Records shown:
########################################

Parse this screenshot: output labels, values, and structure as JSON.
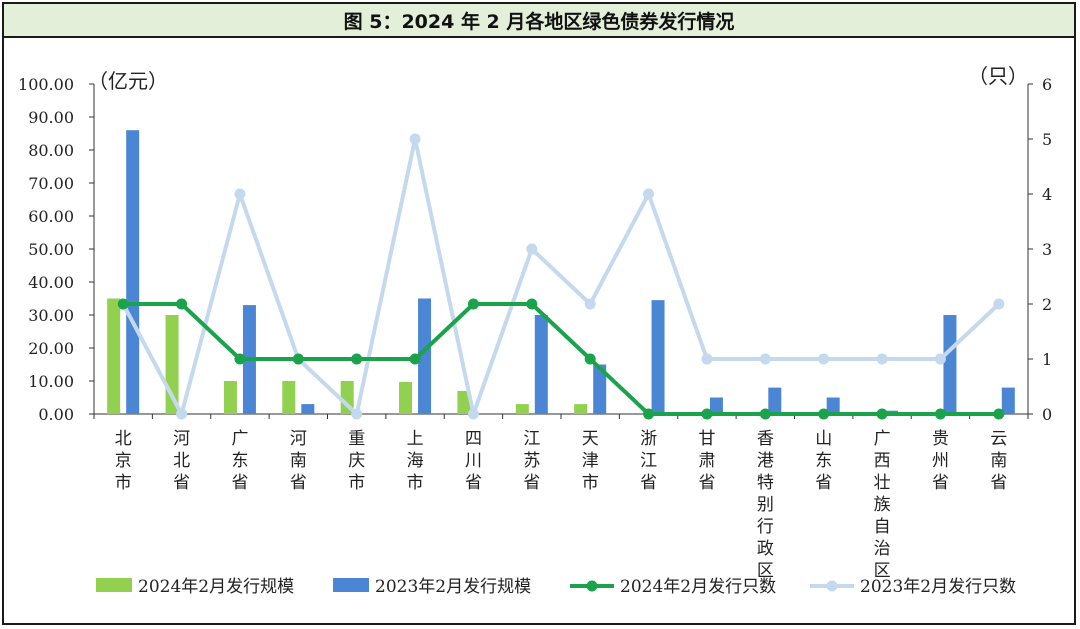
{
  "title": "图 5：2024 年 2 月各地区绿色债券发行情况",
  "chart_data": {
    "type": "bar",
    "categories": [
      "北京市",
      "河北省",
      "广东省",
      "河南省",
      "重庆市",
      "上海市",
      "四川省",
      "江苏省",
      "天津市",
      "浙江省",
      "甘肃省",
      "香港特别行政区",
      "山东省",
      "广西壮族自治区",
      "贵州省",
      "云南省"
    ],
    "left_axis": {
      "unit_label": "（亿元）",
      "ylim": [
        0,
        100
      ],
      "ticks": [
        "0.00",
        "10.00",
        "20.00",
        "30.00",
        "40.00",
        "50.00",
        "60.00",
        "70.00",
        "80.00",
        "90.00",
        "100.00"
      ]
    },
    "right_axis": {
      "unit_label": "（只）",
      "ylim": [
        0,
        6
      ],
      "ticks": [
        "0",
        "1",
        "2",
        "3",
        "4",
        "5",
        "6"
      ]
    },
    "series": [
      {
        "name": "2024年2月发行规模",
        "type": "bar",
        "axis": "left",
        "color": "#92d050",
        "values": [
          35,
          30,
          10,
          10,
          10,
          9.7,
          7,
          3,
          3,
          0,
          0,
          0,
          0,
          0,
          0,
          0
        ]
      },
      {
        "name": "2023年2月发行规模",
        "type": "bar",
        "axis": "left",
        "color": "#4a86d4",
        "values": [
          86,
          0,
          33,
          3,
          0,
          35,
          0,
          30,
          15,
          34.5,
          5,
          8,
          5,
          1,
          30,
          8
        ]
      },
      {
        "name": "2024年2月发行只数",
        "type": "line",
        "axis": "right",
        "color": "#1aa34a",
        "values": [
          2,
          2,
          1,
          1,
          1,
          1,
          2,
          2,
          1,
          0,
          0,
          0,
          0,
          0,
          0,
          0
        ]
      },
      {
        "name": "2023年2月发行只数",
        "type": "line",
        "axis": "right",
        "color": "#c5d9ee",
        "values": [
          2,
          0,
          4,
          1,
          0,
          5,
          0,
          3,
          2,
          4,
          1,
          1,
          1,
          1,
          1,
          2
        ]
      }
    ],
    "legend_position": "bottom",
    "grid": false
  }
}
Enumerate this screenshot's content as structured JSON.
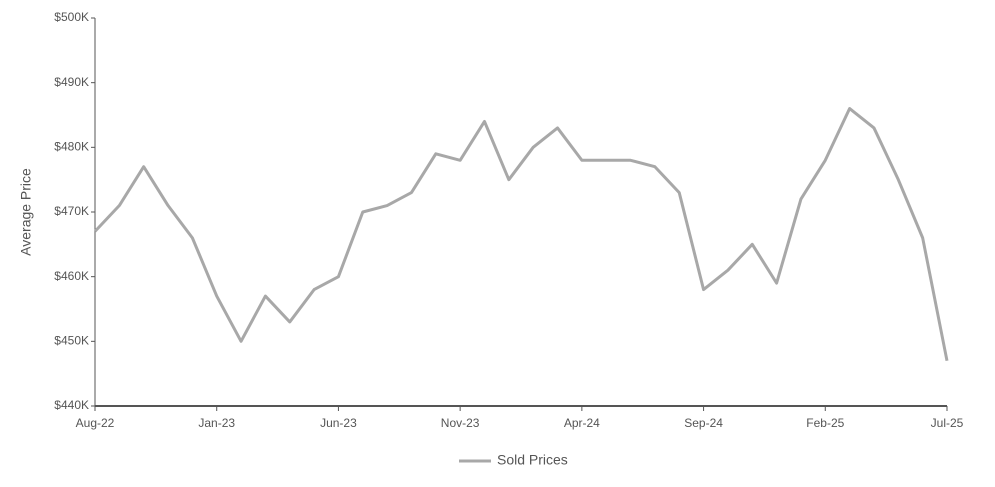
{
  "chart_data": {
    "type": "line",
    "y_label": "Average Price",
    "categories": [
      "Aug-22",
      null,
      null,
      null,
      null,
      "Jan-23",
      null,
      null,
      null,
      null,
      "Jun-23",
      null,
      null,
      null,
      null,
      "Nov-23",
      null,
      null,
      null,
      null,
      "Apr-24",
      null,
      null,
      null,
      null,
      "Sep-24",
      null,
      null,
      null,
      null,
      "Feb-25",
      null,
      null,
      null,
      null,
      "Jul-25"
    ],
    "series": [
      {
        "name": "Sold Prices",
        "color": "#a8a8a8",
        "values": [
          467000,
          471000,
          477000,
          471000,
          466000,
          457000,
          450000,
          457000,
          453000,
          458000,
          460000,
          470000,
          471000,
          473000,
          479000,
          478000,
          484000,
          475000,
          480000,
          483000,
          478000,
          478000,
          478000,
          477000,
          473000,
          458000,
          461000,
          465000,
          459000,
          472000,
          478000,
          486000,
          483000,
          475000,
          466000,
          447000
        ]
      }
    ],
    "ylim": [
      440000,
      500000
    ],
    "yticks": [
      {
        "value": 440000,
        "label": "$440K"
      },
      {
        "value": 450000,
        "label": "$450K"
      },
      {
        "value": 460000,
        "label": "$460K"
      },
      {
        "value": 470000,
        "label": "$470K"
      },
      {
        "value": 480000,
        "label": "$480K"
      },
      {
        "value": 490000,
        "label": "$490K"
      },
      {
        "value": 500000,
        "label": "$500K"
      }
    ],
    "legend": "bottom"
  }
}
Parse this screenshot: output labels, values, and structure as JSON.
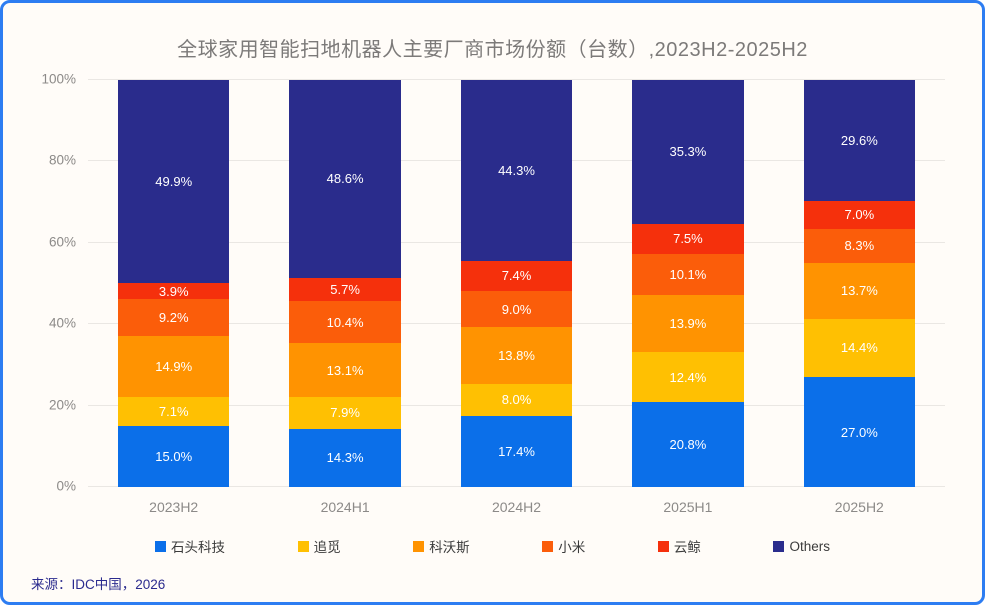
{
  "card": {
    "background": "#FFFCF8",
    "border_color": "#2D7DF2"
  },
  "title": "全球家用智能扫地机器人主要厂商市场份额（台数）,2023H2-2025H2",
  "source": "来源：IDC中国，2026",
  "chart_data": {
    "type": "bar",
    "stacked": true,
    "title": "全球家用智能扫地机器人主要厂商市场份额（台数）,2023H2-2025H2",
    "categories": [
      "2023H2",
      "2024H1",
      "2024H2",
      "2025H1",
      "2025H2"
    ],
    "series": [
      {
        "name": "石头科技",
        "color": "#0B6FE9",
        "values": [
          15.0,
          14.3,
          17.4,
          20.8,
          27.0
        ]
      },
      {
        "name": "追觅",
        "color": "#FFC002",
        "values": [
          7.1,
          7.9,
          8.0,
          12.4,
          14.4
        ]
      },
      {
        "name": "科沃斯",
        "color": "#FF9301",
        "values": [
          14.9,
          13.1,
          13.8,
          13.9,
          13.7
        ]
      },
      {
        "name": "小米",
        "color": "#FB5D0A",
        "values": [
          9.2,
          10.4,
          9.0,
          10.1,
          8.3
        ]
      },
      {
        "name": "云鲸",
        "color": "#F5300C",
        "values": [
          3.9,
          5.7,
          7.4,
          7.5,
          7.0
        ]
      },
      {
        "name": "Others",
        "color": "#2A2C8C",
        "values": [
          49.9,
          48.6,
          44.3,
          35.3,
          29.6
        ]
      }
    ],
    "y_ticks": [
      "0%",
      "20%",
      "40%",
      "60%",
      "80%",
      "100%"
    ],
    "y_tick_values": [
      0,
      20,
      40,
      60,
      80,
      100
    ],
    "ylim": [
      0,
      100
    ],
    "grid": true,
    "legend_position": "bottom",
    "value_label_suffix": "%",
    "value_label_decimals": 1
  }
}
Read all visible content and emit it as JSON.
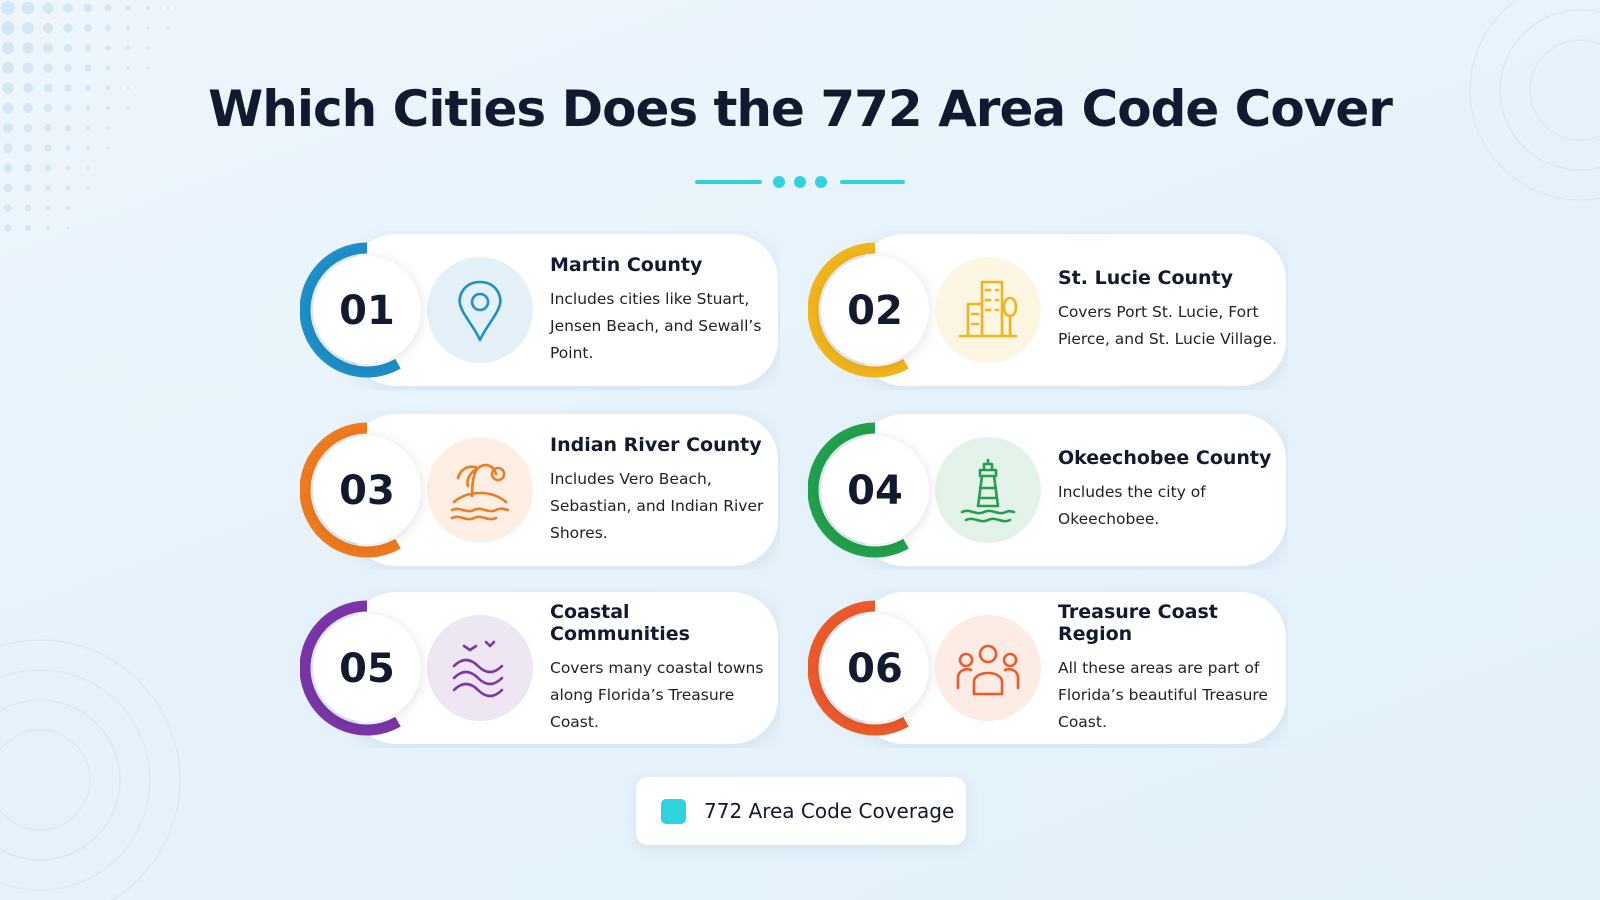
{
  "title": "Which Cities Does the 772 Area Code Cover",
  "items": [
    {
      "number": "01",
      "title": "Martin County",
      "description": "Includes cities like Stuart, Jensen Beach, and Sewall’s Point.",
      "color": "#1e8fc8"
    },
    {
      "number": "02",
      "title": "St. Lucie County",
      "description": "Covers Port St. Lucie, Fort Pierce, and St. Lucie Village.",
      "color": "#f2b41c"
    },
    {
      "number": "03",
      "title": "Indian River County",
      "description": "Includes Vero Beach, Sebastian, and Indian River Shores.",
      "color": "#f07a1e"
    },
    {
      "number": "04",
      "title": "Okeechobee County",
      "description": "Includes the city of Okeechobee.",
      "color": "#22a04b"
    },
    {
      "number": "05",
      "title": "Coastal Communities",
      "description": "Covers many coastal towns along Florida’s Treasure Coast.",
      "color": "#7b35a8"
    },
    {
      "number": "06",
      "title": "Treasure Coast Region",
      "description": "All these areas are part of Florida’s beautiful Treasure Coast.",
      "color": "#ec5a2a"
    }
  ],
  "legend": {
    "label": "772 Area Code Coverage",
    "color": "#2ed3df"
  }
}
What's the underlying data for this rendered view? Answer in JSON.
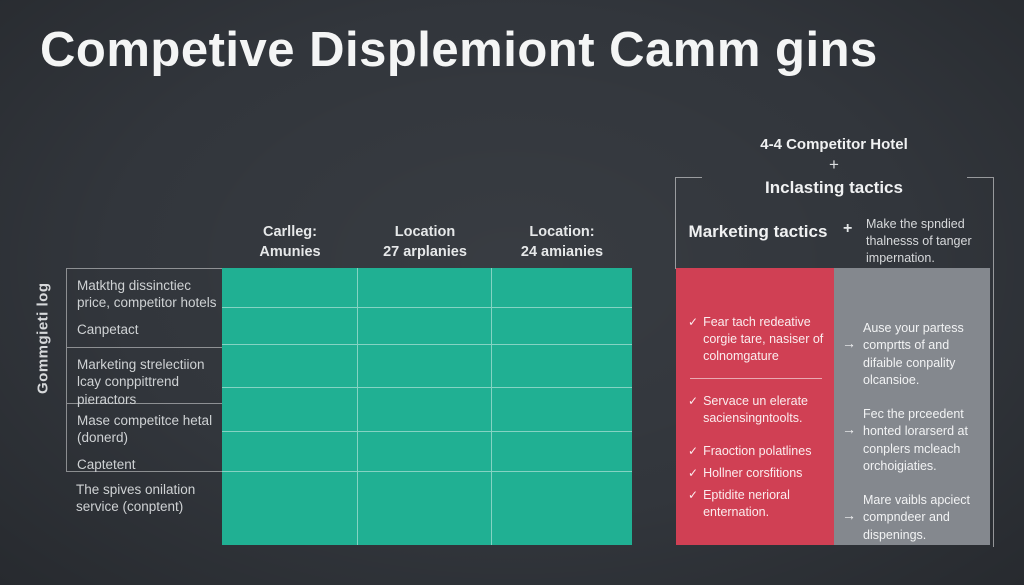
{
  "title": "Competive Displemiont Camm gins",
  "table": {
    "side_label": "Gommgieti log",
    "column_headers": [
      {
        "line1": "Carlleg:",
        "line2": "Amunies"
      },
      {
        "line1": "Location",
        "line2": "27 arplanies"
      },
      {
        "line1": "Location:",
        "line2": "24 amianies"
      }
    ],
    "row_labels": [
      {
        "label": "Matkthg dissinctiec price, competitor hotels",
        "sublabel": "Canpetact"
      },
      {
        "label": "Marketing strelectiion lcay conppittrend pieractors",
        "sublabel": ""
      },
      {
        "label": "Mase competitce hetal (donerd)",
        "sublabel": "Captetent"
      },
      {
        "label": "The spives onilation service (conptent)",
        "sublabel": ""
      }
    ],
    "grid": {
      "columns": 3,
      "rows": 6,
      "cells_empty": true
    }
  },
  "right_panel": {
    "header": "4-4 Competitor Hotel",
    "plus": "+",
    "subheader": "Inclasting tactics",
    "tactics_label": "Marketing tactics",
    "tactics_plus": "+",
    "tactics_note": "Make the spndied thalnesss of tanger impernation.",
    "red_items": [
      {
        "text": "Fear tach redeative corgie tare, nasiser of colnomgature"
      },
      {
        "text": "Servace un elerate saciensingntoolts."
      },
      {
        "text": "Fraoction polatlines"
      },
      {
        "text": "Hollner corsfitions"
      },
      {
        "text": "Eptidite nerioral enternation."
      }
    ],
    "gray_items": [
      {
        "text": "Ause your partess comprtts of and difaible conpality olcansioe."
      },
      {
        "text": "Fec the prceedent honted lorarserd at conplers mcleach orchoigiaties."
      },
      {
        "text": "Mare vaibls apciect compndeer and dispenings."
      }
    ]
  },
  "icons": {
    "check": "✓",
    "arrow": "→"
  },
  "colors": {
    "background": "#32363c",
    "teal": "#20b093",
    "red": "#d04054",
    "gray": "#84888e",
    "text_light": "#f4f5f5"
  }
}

########################################

Aim of the task: Search the records above for the string "sublabel". Copy every line that contains it.

Reply:
        "sublabel": "Canpetact"
        "sublabel": ""
        "sublabel": "Captetent"
        "sublabel": ""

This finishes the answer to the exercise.